- [The request]: Repeat all of the material below exactly as written, images excluded.

- [Data to use]:

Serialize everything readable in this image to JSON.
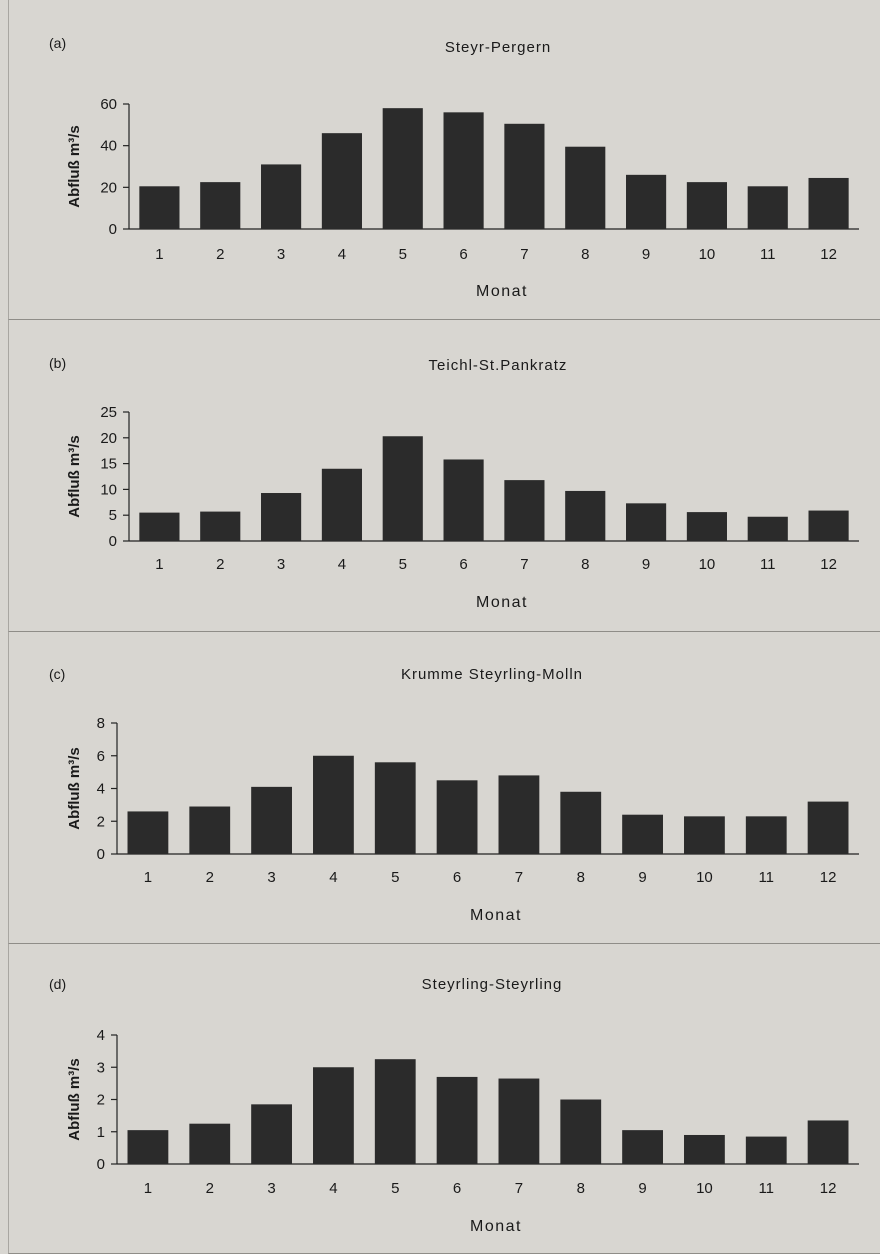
{
  "chart_data": [
    {
      "type": "bar",
      "panel_label": "(a)",
      "title": "Steyr-Pergern",
      "xlabel": "Monat",
      "ylabel": "Abfluß m³/s",
      "categories": [
        "1",
        "2",
        "3",
        "4",
        "5",
        "6",
        "7",
        "8",
        "9",
        "10",
        "11",
        "12"
      ],
      "values": [
        20.5,
        22.5,
        31,
        46,
        58,
        56,
        50.5,
        39.5,
        26,
        22.5,
        20.5,
        24.5
      ],
      "ylim": [
        0,
        60
      ],
      "yticks": [
        "0",
        "20",
        "40",
        "60"
      ],
      "bar_color": "#2b2b2b"
    },
    {
      "type": "bar",
      "panel_label": "(b)",
      "title": "Teichl-St.Pankratz",
      "xlabel": "Monat",
      "ylabel": "Abfluß m³/s",
      "categories": [
        "1",
        "2",
        "3",
        "4",
        "5",
        "6",
        "7",
        "8",
        "9",
        "10",
        "11",
        "12"
      ],
      "values": [
        5.5,
        5.7,
        9.3,
        14,
        20.3,
        15.8,
        11.8,
        9.7,
        7.3,
        5.6,
        4.7,
        5.9
      ],
      "ylim": [
        0,
        25
      ],
      "yticks": [
        "0",
        "5",
        "10",
        "15",
        "20",
        "25"
      ],
      "bar_color": "#2b2b2b"
    },
    {
      "type": "bar",
      "panel_label": "(c)",
      "title": "Krumme Steyrling-Molln",
      "xlabel": "Monat",
      "ylabel": "Abfluß m³/s",
      "categories": [
        "1",
        "2",
        "3",
        "4",
        "5",
        "6",
        "7",
        "8",
        "9",
        "10",
        "11",
        "12"
      ],
      "values": [
        2.6,
        2.9,
        4.1,
        6.0,
        5.6,
        4.5,
        4.8,
        3.8,
        2.4,
        2.3,
        2.3,
        3.2
      ],
      "ylim": [
        0,
        8
      ],
      "yticks": [
        "0",
        "2",
        "4",
        "6",
        "8"
      ],
      "bar_color": "#2b2b2b"
    },
    {
      "type": "bar",
      "panel_label": "(d)",
      "title": "Steyrling-Steyrling",
      "xlabel": "Monat",
      "ylabel": "Abfluß m³/s",
      "categories": [
        "1",
        "2",
        "3",
        "4",
        "5",
        "6",
        "7",
        "8",
        "9",
        "10",
        "11",
        "12"
      ],
      "values": [
        1.05,
        1.25,
        1.85,
        3.0,
        3.25,
        2.7,
        2.65,
        2.0,
        1.05,
        0.9,
        0.85,
        1.35
      ],
      "ylim": [
        0,
        4
      ],
      "yticks": [
        "0",
        "1",
        "2",
        "3",
        "4"
      ],
      "bar_color": "#2b2b2b"
    }
  ]
}
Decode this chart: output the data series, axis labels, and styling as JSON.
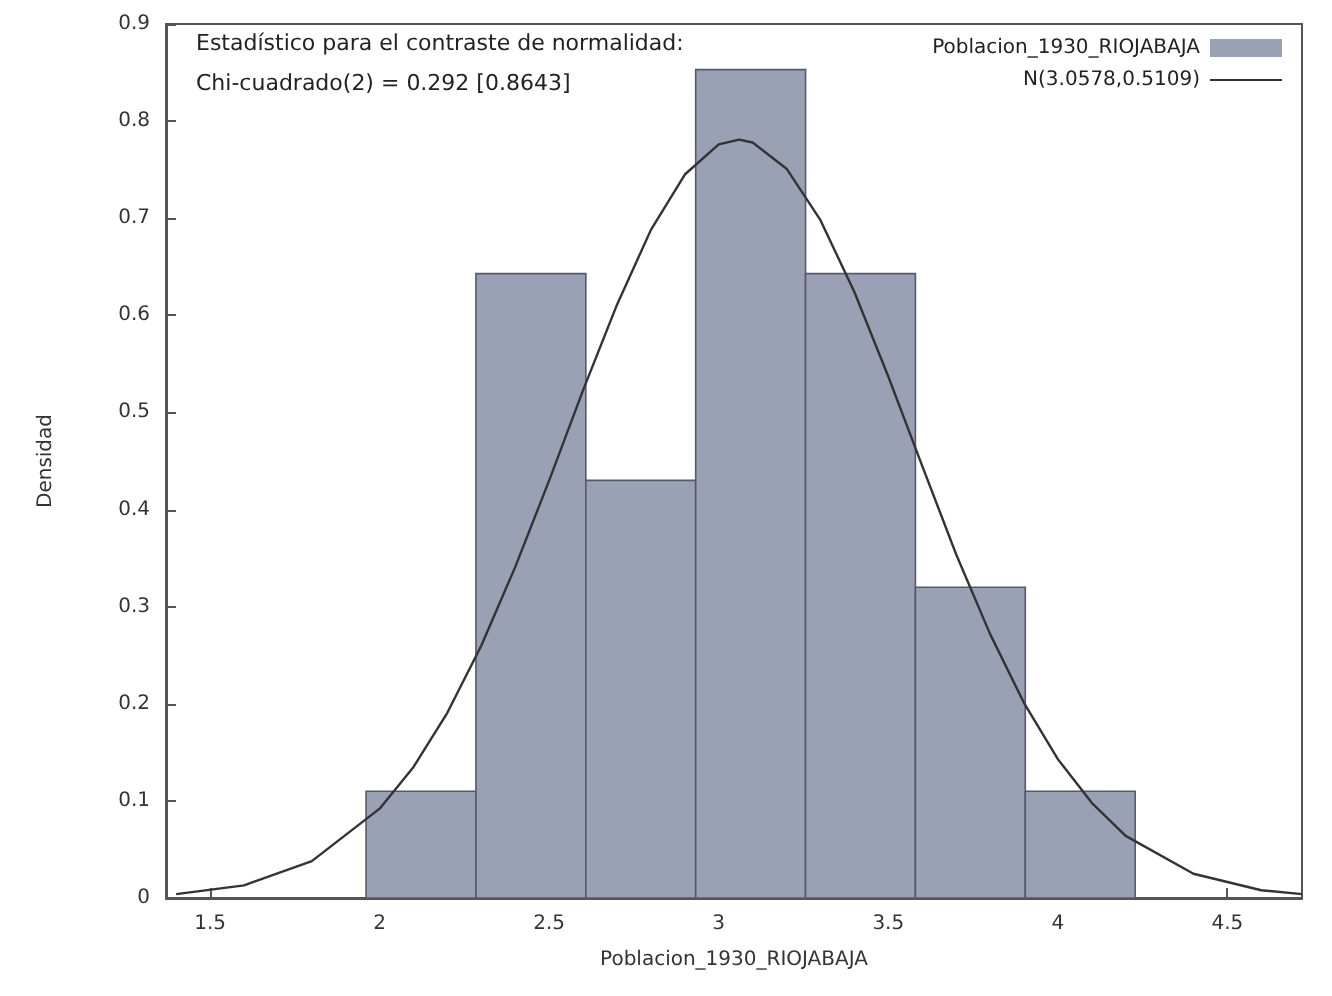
{
  "chart_data": {
    "type": "histogram",
    "xlabel": "Poblacion_1930_RIOJABAJA",
    "ylabel": "Densidad",
    "annotations": [
      "Estadístico para el contraste de normalidad:",
      "Chi-cuadrado(2) = 0.292 [0.8643]"
    ],
    "series": [
      {
        "name": "Poblacion_1930_RIOJABAJA",
        "color": "#9ba1b5",
        "bins": [
          1.96,
          2.284,
          2.608,
          2.932,
          3.256,
          3.58,
          3.904,
          4.228
        ],
        "values": [
          0.11,
          0.643,
          0.43,
          0.853,
          0.643,
          0.32,
          0.11
        ]
      },
      {
        "type": "line",
        "name": "N(3.0578,0.5109)",
        "color": "#333333",
        "x": [
          1.4,
          1.6,
          1.8,
          2.0,
          2.1,
          2.2,
          2.3,
          2.4,
          2.5,
          2.6,
          2.7,
          2.8,
          2.9,
          3.0,
          3.06,
          3.1,
          3.2,
          3.3,
          3.4,
          3.5,
          3.6,
          3.7,
          3.8,
          3.9,
          4.0,
          4.1,
          4.2,
          4.4,
          4.6,
          4.72
        ],
        "values": [
          0.004,
          0.013,
          0.038,
          0.092,
          0.135,
          0.191,
          0.26,
          0.341,
          0.43,
          0.523,
          0.611,
          0.688,
          0.745,
          0.776,
          0.781,
          0.778,
          0.751,
          0.698,
          0.624,
          0.537,
          0.445,
          0.354,
          0.272,
          0.201,
          0.143,
          0.098,
          0.064,
          0.025,
          0.008,
          0.004
        ]
      }
    ],
    "xlim": [
      1.37,
      4.72
    ],
    "xticks": [
      1.5,
      2,
      2.5,
      3,
      3.5,
      4,
      4.5
    ],
    "ylim": [
      0,
      0.9
    ],
    "yticks": [
      0,
      0.1,
      0.2,
      0.3,
      0.4,
      0.5,
      0.6,
      0.7,
      0.8,
      0.9
    ],
    "grid": false,
    "legend": "top right",
    "marker": "none",
    "line_style": "solid"
  }
}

- [Solved problem]:
Serialize everything readable in this image to JSON.
{
  "chart_data": [
    {
      "type": "bar",
      "panel_label": "(a)",
      "title": "Steyr-Pergern",
      "xlabel": "Monat",
      "ylabel": "Abfluß m³/s",
      "categories": [
        "1",
        "2",
        "3",
        "4",
        "5",
        "6",
        "7",
        "8",
        "9",
        "10",
        "11",
        "12"
      ],
      "values": [
        20.5,
        22.5,
        31,
        46,
        58,
        56,
        50.5,
        39.5,
        26,
        22.5,
        20.5,
        24.5
      ],
      "ylim": [
        0,
        60
      ],
      "yticks": [
        "0",
        "20",
        "40",
        "60"
      ],
      "bar_color": "#2b2b2b"
    },
    {
      "type": "bar",
      "panel_label": "(b)",
      "title": "Teichl-St.Pankratz",
      "xlabel": "Monat",
      "ylabel": "Abfluß m³/s",
      "categories": [
        "1",
        "2",
        "3",
        "4",
        "5",
        "6",
        "7",
        "8",
        "9",
        "10",
        "11",
        "12"
      ],
      "values": [
        5.5,
        5.7,
        9.3,
        14,
        20.3,
        15.8,
        11.8,
        9.7,
        7.3,
        5.6,
        4.7,
        5.9
      ],
      "ylim": [
        0,
        25
      ],
      "yticks": [
        "0",
        "5",
        "10",
        "15",
        "20",
        "25"
      ],
      "bar_color": "#2b2b2b"
    },
    {
      "type": "bar",
      "panel_label": "(c)",
      "title": "Krumme Steyrling-Molln",
      "xlabel": "Monat",
      "ylabel": "Abfluß m³/s",
      "categories": [
        "1",
        "2",
        "3",
        "4",
        "5",
        "6",
        "7",
        "8",
        "9",
        "10",
        "11",
        "12"
      ],
      "values": [
        2.6,
        2.9,
        4.1,
        6.0,
        5.6,
        4.5,
        4.8,
        3.8,
        2.4,
        2.3,
        2.3,
        3.2
      ],
      "ylim": [
        0,
        8
      ],
      "yticks": [
        "0",
        "2",
        "4",
        "6",
        "8"
      ],
      "bar_color": "#2b2b2b"
    },
    {
      "type": "bar",
      "panel_label": "(d)",
      "title": "Steyrling-Steyrling",
      "xlabel": "Monat",
      "ylabel": "Abfluß m³/s",
      "categories": [
        "1",
        "2",
        "3",
        "4",
        "5",
        "6",
        "7",
        "8",
        "9",
        "10",
        "11",
        "12"
      ],
      "values": [
        1.05,
        1.25,
        1.85,
        3.0,
        3.25,
        2.7,
        2.65,
        2.0,
        1.05,
        0.9,
        0.85,
        1.35
      ],
      "ylim": [
        0,
        4
      ],
      "yticks": [
        "0",
        "1",
        "2",
        "3",
        "4"
      ],
      "bar_color": "#2b2b2b"
    }
  ]
}
Decode this chart: output the data series, axis labels, and styling as JSON.
{
  "chart_data": {
    "type": "histogram",
    "xlabel": "Poblacion_1930_RIOJABAJA",
    "ylabel": "Densidad",
    "annotations": [
      "Estadístico para el contraste de normalidad:",
      "Chi-cuadrado(2) = 0.292 [0.8643]"
    ],
    "series": [
      {
        "name": "Poblacion_1930_RIOJABAJA",
        "color": "#9ba1b5",
        "bins": [
          1.96,
          2.284,
          2.608,
          2.932,
          3.256,
          3.58,
          3.904,
          4.228
        ],
        "values": [
          0.11,
          0.643,
          0.43,
          0.853,
          0.643,
          0.32,
          0.11
        ]
      },
      {
        "type": "line",
        "name": "N(3.0578,0.5109)",
        "color": "#333333",
        "x": [
          1.4,
          1.6,
          1.8,
          2.0,
          2.1,
          2.2,
          2.3,
          2.4,
          2.5,
          2.6,
          2.7,
          2.8,
          2.9,
          3.0,
          3.06,
          3.1,
          3.2,
          3.3,
          3.4,
          3.5,
          3.6,
          3.7,
          3.8,
          3.9,
          4.0,
          4.1,
          4.2,
          4.4,
          4.6,
          4.72
        ],
        "values": [
          0.004,
          0.013,
          0.038,
          0.092,
          0.135,
          0.191,
          0.26,
          0.341,
          0.43,
          0.523,
          0.611,
          0.688,
          0.745,
          0.776,
          0.781,
          0.778,
          0.751,
          0.698,
          0.624,
          0.537,
          0.445,
          0.354,
          0.272,
          0.201,
          0.143,
          0.098,
          0.064,
          0.025,
          0.008,
          0.004
        ]
      }
    ],
    "xlim": [
      1.37,
      4.72
    ],
    "xticks": [
      1.5,
      2,
      2.5,
      3,
      3.5,
      4,
      4.5
    ],
    "ylim": [
      0,
      0.9
    ],
    "yticks": [
      0,
      0.1,
      0.2,
      0.3,
      0.4,
      0.5,
      0.6,
      0.7,
      0.8,
      0.9
    ],
    "grid": false,
    "legend": "top right",
    "marker": "none",
    "line_style": "solid"
  }
}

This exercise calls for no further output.